Reproduce all of the data exactly.

** Start Input for this task **

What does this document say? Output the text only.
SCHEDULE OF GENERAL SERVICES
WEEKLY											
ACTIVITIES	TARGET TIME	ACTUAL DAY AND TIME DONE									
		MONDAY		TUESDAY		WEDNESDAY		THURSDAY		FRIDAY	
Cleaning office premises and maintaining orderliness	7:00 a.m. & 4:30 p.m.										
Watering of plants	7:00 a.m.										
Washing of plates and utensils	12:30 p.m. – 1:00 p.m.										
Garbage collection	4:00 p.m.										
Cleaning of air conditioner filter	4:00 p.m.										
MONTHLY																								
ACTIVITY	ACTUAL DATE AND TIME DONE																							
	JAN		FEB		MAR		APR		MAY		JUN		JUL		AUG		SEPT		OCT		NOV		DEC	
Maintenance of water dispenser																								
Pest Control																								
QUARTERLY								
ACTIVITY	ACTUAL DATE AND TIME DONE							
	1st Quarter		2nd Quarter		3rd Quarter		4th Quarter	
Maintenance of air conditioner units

** End Input for this task **

Task solution>
What does this document say? Output the text only.
SCHEDULE OF GENERAL SERVICES
WEEKLY											
ACTIVITIES	TARGET TIME	ACTUAL DAY AND TIME DONE									
		MONDAY		TUESDAY		WEDNESDAY		THURSDAY		FRIDAY	
Cleaning office premises and maintaining orderliness	7:00 a.m. & 4:30 p.m.										
Watering of plants	7:00 a.m.										
Washing of plates and utensils	12:30 p.m. – 1:00 p.m.										
Garbage collection	4:00 p.m.										
Cleaning of air conditioner filter	4:00 p.m.										
MONTHLY																								
ACTIVITY	ACTUAL DATE AND TIME DONE																							
	JAN		FEB		MAR		APR		MAY		JUN		JUL		AUG		SEPT		OCT		NOV		DEC	
Maintenance of water dispenser																								
Pest Control																								
QUARTERLY								
ACTIVITY	ACTUAL DATE AND TIME DONE							
	1st Quarter		2nd Quarter		3rd Quarter		4th Quarter	
Maintenance of air conditioner units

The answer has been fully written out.